**Problem to solve**
Extract all lines that hold "pendant" from the records below.

* * * * * * *

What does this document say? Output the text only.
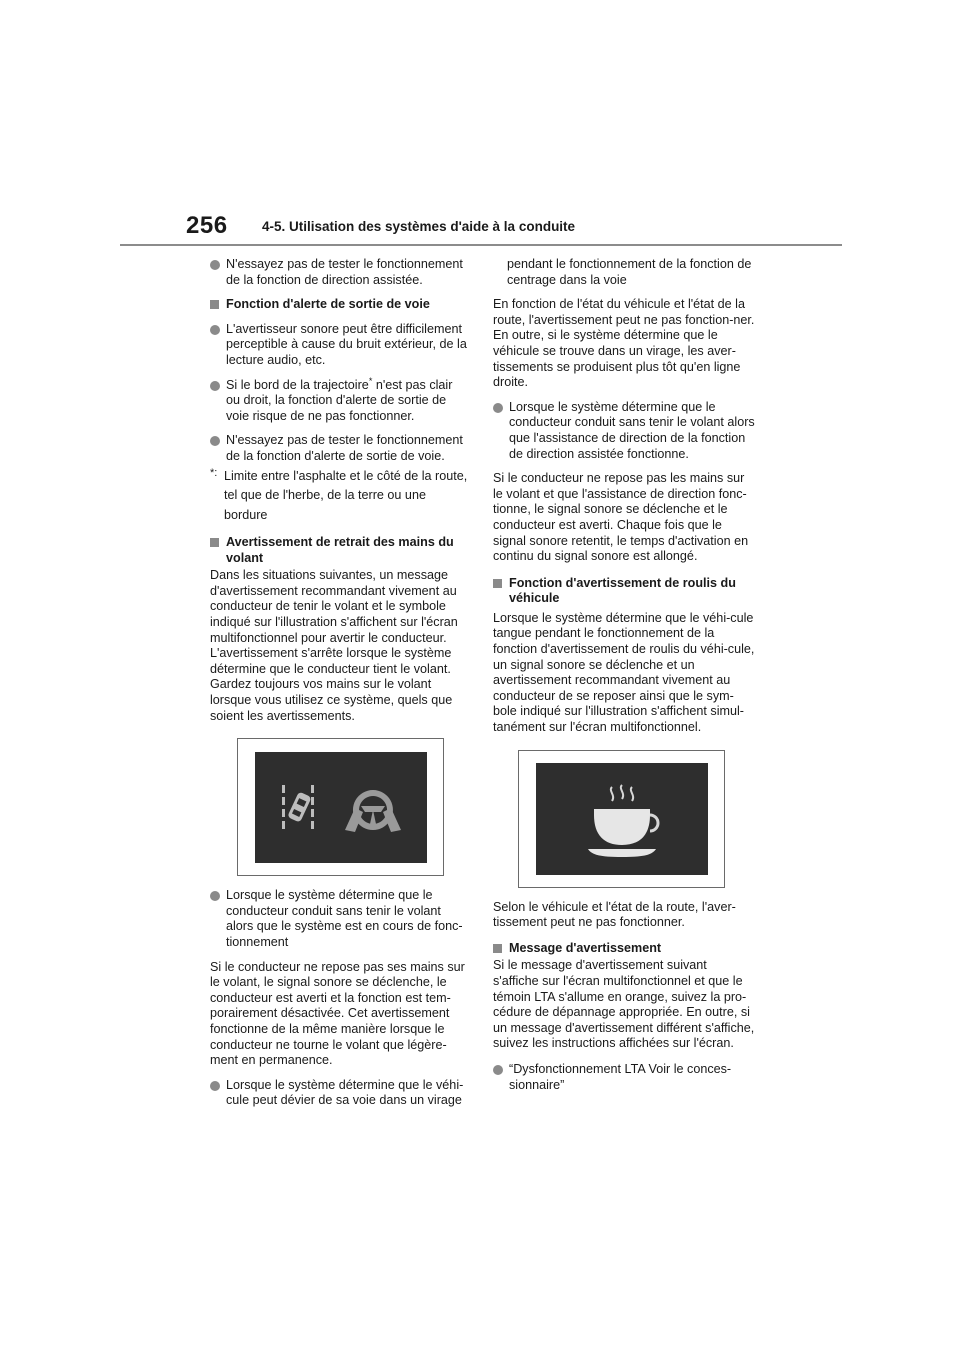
256	4-5. Utilisation des systèmes d'aide à la conduite
N'essayez pas de tester le fonctionnement de la fonction de direction assistée.
Fonction d'alerte de sortie de voie
L'avertisseur sonore peut être difficilement perceptible à cause du bruit extérieur, de la lecture audio, etc.
Si le bord de la trajectoire* n'est pas clair ou droit, la fonction d'alerte de sortie de voie risque de ne pas fonctionner.
N'essayez pas de tester le fonctionnement de la fonction d'alerte de sortie de voie.
*: Limite entre l'asphalte et le côté de la route, tel que de l'herbe, de la terre ou une bordure
Avertissement de retrait des mains du volant
Dans les situations suivantes, un message d'avertissement recommandant vivement au conducteur de tenir le volant et le symbole indiqué sur l'illustration s'affichent sur l'écran multifonctionnel pour avertir le conducteur. L'avertissement s'arrête lorsque le système détermine que le conducteur tient le volant. Gardez toujours vos mains sur le volant lorsque vous utilisez ce système, quels que soient les avertissements.
Lorsque le système détermine que le conducteur conduit sans tenir le volant alors que le système est en cours de fonc-tionnement
Si le conducteur ne repose pas ses mains sur le volant, le signal sonore se déclenche, le conducteur est averti et la fonction est tem-porairement désactivée. Cet avertissement fonctionne de la même manière lorsque le conducteur ne tourne le volant que légère-ment en permanence.
Lorsque le système détermine que le véhi-cule peut dévier de sa voie dans un virage
pendant le fonctionnement de la fonction de centrage dans la voie
En fonction de l'état du véhicule et l'état de la route, l'avertissement peut ne pas fonction-ner. En outre, si le système détermine que le véhicule se trouve dans un virage, les aver-tissements se produisent plus tôt qu'en ligne droite.
Lorsque le système détermine que le conducteur conduit sans tenir le volant alors que l'assistance de direction de la fonction de direction assistée fonctionne.
Si le conducteur ne repose pas les mains sur le volant et que l'assistance de direction fonc-tionne, le signal sonore se déclenche et le conducteur est averti. Chaque fois que le signal sonore retentit, le temps d'activation en continu du signal sonore est allongé.
Fonction d'avertissement de roulis du véhicule
Lorsque le système détermine que le véhi-cule tangue pendant le fonctionnement de la fonction d'avertissement de roulis du véhi-cule, un signal sonore se déclenche et un avertissement recommandant vivement au conducteur de se reposer ainsi que le sym-bole indiqué sur l'illustration s'affichent simul-tanément sur l'écran multifonctionnel.
Selon le véhicule et l'état de la route, l'aver-tissement peut ne pas fonctionner.
Message d'avertissement
Si le message d'avertissement suivant s'affiche sur l'écran multifonctionnel et que le témoin LTA s'allume en orange, suivez la pro-cédure de dépannage appropriée. En outre, si un message d'avertissement différent s'affiche, suivez les instructions affichées sur l'écran.
“Dysfonctionnement LTA Voir le conces-sionnaire”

* * * * * * *

**Final result**
pendant le fonctionnement de la fonction de centrage dans la voie
Lorsque le système détermine que le véhi-cule tangue pendant le fonctionnement de la fonction d'avertissement de roulis du véhi-cule, un signal sonore se déclenche et un avertissement recommandant vivement au conducteur de se reposer ainsi que le sym-bole indiqué sur l'illustration s'affichent simul-tanément sur l'écran multifonctionnel.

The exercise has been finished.